━━ Available data

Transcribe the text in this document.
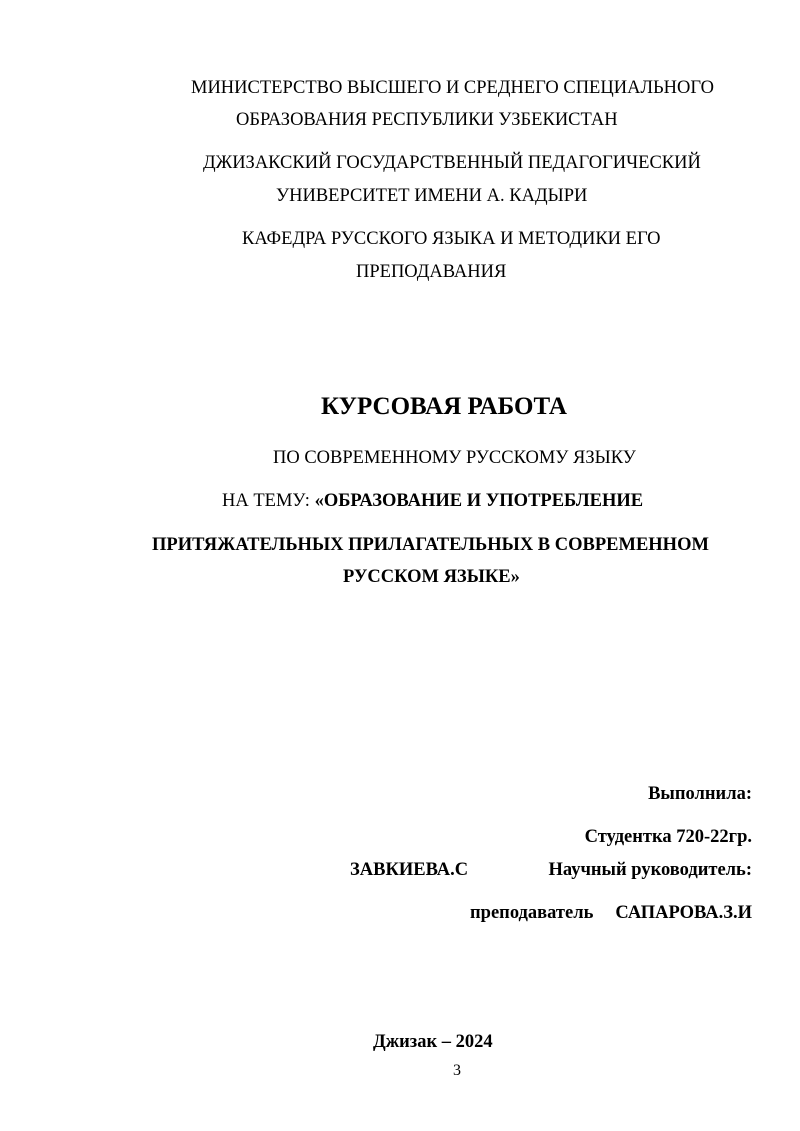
МИНИСТЕРСТВО ВЫСШЕГО И СРЕДНЕГО СПЕЦИАЛЬНОГО
ОБРАЗОВАНИЯ РЕСПУБЛИКИ УЗБЕКИСТАН
ДЖИЗАКСКИЙ ГОСУДАРСТВЕННЫЙ ПЕДАГОГИЧЕСКИЙ
УНИВЕРСИТЕТ ИМЕНИ А. КАДЫРИ
КАФЕДРА РУССКОГО ЯЗЫКА И МЕТОДИКИ ЕГО
ПРЕПОДАВАНИЯ
КУРСОВАЯ РАБОТА
ПО СОВРЕМЕННОМУ РУССКОМУ ЯЗЫКУ
НА ТЕМУ: «ОБРАЗОВАНИЕ И УПОТРЕБЛЕНИЕ
ПРИТЯЖАТЕЛЬНЫХ ПРИЛАГАТЕЛЬНЫХ В СОВРЕМЕННОМ
РУССКОМ ЯЗЫКЕ»
Выполнила:
Студентка 720-22гр.
ЗАВКИЕВА.С	Научный руководитель:
преподаватель САПАРОВА.З.И
Джизак – 2024
3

━━━━

• _Given instruction_: Repeat the material verbatim. Do not carry over any picture.

• _Correct output_:
Transcribe the text in this document.
МИНИСТЕРСТВО ВЫСШЕГО И СРЕДНЕГО СПЕЦИАЛЬНОГО
ОБРАЗОВАНИЯ РЕСПУБЛИКИ УЗБЕКИСТАН
ДЖИЗАКСКИЙ ГОСУДАРСТВЕННЫЙ ПЕДАГОГИЧЕСКИЙ
УНИВЕРСИТЕТ ИМЕНИ А. КАДЫРИ
КАФЕДРА РУССКОГО ЯЗЫКА И МЕТОДИКИ ЕГО
ПРЕПОДАВАНИЯ
КУРСОВАЯ РАБОТА
ПО СОВРЕМЕННОМУ РУССКОМУ ЯЗЫКУ
НА ТЕМУ: «ОБРАЗОВАНИЕ И УПОТРЕБЛЕНИЕ
ПРИТЯЖАТЕЛЬНЫХ ПРИЛАГАТЕЛЬНЫХ В СОВРЕМЕННОМ
РУССКОМ ЯЗЫКЕ»
Выполнила:
Студентка 720-22гр.
ЗАВКИЕВА.С	Научный руководитель:
преподаватель САПАРОВА.З.И
Джизак – 2024
3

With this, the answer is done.